### Provided information
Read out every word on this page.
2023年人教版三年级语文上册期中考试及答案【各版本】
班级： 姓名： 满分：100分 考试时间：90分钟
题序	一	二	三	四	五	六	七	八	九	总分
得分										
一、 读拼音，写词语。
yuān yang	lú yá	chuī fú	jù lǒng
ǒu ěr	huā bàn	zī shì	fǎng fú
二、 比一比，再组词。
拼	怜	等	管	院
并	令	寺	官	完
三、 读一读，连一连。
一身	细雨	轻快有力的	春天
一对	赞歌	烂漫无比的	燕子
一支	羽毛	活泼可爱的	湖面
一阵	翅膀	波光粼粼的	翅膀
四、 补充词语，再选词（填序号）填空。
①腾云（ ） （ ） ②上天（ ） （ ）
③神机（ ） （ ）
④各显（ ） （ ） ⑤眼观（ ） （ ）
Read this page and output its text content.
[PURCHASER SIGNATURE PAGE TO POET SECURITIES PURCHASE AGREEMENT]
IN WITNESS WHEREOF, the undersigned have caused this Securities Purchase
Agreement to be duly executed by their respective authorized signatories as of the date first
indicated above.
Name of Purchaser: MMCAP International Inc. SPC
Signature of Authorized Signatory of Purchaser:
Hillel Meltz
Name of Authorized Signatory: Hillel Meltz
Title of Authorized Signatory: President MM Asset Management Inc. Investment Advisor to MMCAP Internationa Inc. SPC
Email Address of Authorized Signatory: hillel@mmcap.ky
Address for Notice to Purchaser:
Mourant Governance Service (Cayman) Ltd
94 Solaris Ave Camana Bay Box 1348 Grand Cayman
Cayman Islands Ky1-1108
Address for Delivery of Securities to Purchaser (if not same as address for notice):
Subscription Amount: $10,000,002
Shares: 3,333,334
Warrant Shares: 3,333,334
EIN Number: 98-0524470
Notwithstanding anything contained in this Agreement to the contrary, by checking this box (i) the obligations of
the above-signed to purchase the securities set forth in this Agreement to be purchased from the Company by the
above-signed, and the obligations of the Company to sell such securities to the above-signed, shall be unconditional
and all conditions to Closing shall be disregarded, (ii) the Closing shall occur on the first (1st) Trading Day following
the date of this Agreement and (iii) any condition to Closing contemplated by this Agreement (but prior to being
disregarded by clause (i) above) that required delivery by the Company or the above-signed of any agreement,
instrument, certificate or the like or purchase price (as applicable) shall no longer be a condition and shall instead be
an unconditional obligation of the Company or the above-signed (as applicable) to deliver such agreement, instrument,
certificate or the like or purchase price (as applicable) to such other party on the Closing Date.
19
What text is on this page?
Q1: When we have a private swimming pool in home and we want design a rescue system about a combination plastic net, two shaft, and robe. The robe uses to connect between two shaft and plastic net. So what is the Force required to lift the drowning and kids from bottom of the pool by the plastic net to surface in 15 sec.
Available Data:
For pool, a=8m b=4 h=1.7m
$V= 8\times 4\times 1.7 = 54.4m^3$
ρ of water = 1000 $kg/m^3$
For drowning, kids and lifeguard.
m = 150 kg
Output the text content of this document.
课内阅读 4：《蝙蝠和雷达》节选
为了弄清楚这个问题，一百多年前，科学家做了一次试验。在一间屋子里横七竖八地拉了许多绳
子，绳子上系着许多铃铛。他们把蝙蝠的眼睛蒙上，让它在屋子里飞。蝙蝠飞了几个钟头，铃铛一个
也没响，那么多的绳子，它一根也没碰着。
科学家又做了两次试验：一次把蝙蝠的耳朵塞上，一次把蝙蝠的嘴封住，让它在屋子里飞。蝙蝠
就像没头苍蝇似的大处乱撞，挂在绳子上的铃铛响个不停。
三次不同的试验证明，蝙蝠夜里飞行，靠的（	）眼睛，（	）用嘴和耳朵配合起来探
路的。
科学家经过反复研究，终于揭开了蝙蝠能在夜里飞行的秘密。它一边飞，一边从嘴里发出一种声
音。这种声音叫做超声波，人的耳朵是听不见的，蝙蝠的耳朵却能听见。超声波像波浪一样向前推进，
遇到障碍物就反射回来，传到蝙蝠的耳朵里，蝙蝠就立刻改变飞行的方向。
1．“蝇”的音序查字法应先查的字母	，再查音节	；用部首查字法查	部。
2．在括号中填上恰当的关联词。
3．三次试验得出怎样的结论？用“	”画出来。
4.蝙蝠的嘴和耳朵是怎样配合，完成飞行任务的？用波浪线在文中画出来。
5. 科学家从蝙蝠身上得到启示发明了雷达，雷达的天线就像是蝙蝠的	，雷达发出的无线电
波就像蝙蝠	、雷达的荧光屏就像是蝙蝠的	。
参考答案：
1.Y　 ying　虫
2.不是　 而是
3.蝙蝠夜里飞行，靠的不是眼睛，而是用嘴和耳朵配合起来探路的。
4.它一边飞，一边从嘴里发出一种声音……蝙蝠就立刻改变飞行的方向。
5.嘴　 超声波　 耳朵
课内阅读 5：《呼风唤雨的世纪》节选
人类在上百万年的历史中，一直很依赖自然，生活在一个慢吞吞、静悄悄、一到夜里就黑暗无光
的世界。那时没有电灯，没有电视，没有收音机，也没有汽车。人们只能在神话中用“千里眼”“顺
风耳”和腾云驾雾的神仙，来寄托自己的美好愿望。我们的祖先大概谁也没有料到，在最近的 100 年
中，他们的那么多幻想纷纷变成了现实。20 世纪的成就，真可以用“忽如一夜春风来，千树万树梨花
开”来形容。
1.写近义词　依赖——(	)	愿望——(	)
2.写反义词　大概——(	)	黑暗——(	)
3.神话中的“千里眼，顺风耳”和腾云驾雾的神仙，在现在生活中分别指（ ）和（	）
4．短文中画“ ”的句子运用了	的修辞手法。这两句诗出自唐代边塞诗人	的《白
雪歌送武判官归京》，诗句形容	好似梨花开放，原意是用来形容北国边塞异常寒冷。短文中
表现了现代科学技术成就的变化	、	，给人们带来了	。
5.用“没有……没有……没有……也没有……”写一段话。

### Task requirements
Above are the records; retype every one exactly.

### Expected answer
Read out every word on this page.
2023年人教版三年级语文上册期中考试及答案【各版本】
班级： 姓名： 满分：100分 考试时间：90分钟
题序	一	二	三	四	五	六	七	八	九	总分
得分										
一、 读拼音，写词语。
yuān yang	lú yá	chuī fú	jù lǒng
ǒu ěr	huā bàn	zī shì	fǎng fú
二、 比一比，再组词。
拼	怜	等	管	院
并	令	寺	官	完
三、 读一读，连一连。
一身	细雨	轻快有力的	春天
一对	赞歌	烂漫无比的	燕子
一支	羽毛	活泼可爱的	湖面
一阵	翅膀	波光粼粼的	翅膀
四、 补充词语，再选词（填序号）填空。
①腾云（ ） （ ） ②上天（ ） （ ）
③神机（ ） （ ）
④各显（ ） （ ） ⑤眼观（ ） （ ）
Read this page and output its text content.
[PURCHASER SIGNATURE PAGE TO POET SECURITIES PURCHASE AGREEMENT]
IN WITNESS WHEREOF, the undersigned have caused this Securities Purchase
Agreement to be duly executed by their respective authorized signatories as of the date first
indicated above.
Name of Purchaser: MMCAP International Inc. SPC
Signature of Authorized Signatory of Purchaser:
Hillel Meltz
Name of Authorized Signatory: Hillel Meltz
Title of Authorized Signatory: President MM Asset Management Inc. Investment Advisor to MMCAP Internationa Inc. SPC
Email Address of Authorized Signatory: hillel@mmcap.ky
Address for Notice to Purchaser:
Mourant Governance Service (Cayman) Ltd
94 Solaris Ave Camana Bay Box 1348 Grand Cayman
Cayman Islands Ky1-1108
Address for Delivery of Securities to Purchaser (if not same as address for notice):
Subscription Amount: $10,000,002
Shares: 3,333,334
Warrant Shares: 3,333,334
EIN Number: 98-0524470
Notwithstanding anything contained in this Agreement to the contrary, by checking this box (i) the obligations of
the above-signed to purchase the securities set forth in this Agreement to be purchased from the Company by the
above-signed, and the obligations of the Company to sell such securities to the above-signed, shall be unconditional
and all conditions to Closing shall be disregarded, (ii) the Closing shall occur on the first (1st) Trading Day following
the date of this Agreement and (iii) any condition to Closing contemplated by this Agreement (but prior to being
disregarded by clause (i) above) that required delivery by the Company or the above-signed of any agreement,
instrument, certificate or the like or purchase price (as applicable) shall no longer be a condition and shall instead be
an unconditional obligation of the Company or the above-signed (as applicable) to deliver such agreement, instrument,
certificate or the like or purchase price (as applicable) to such other party on the Closing Date.
19
What text is on this page?
Q1: When we have a private swimming pool in home and we want design a rescue system about a combination plastic net, two shaft, and robe. The robe uses to connect between two shaft and plastic net. So what is the Force required to lift the drowning and kids from bottom of the pool by the plastic net to surface in 15 sec.
Available Data:
For pool, a=8m b=4 h=1.7m
$V= 8\times 4\times 1.7 = 54.4m^3$
ρ of water = 1000 $kg/m^3$
For drowning, kids and lifeguard.
m = 150 kg
Output the text content of this document.
课内阅读 4：《蝙蝠和雷达》节选
为了弄清楚这个问题，一百多年前，科学家做了一次试验。在一间屋子里横七竖八地拉了许多绳
子，绳子上系着许多铃铛。他们把蝙蝠的眼睛蒙上，让它在屋子里飞。蝙蝠飞了几个钟头，铃铛一个
也没响，那么多的绳子，它一根也没碰着。
科学家又做了两次试验：一次把蝙蝠的耳朵塞上，一次把蝙蝠的嘴封住，让它在屋子里飞。蝙蝠
就像没头苍蝇似的大处乱撞，挂在绳子上的铃铛响个不停。
三次不同的试验证明，蝙蝠夜里飞行，靠的（	）眼睛，（	）用嘴和耳朵配合起来探
路的。
科学家经过反复研究，终于揭开了蝙蝠能在夜里飞行的秘密。它一边飞，一边从嘴里发出一种声
音。这种声音叫做超声波，人的耳朵是听不见的，蝙蝠的耳朵却能听见。超声波像波浪一样向前推进，
遇到障碍物就反射回来，传到蝙蝠的耳朵里，蝙蝠就立刻改变飞行的方向。
1．“蝇”的音序查字法应先查的字母	，再查音节	；用部首查字法查	部。
2．在括号中填上恰当的关联词。
3．三次试验得出怎样的结论？用“	”画出来。
4.蝙蝠的嘴和耳朵是怎样配合，完成飞行任务的？用波浪线在文中画出来。
5. 科学家从蝙蝠身上得到启示发明了雷达，雷达的天线就像是蝙蝠的	，雷达发出的无线电
波就像蝙蝠	、雷达的荧光屏就像是蝙蝠的	。
参考答案：
1.Y　 ying　虫
2.不是　 而是
3.蝙蝠夜里飞行，靠的不是眼睛，而是用嘴和耳朵配合起来探路的。
4.它一边飞，一边从嘴里发出一种声音……蝙蝠就立刻改变飞行的方向。
5.嘴　 超声波　 耳朵
课内阅读 5：《呼风唤雨的世纪》节选
人类在上百万年的历史中，一直很依赖自然，生活在一个慢吞吞、静悄悄、一到夜里就黑暗无光
的世界。那时没有电灯，没有电视，没有收音机，也没有汽车。人们只能在神话中用“千里眼”“顺
风耳”和腾云驾雾的神仙，来寄托自己的美好愿望。我们的祖先大概谁也没有料到，在最近的 100 年
中，他们的那么多幻想纷纷变成了现实。20 世纪的成就，真可以用“忽如一夜春风来，千树万树梨花
开”来形容。
1.写近义词　依赖——(	)	愿望——(	)
2.写反义词　大概——(	)	黑暗——(	)
3.神话中的“千里眼，顺风耳”和腾云驾雾的神仙，在现在生活中分别指（ ）和（	）
4．短文中画“ ”的句子运用了	的修辞手法。这两句诗出自唐代边塞诗人	的《白
雪歌送武判官归京》，诗句形容	好似梨花开放，原意是用来形容北国边塞异常寒冷。短文中
表现了现代科学技术成就的变化	、	，给人们带来了	。
5.用“没有……没有……没有……也没有……”写一段话。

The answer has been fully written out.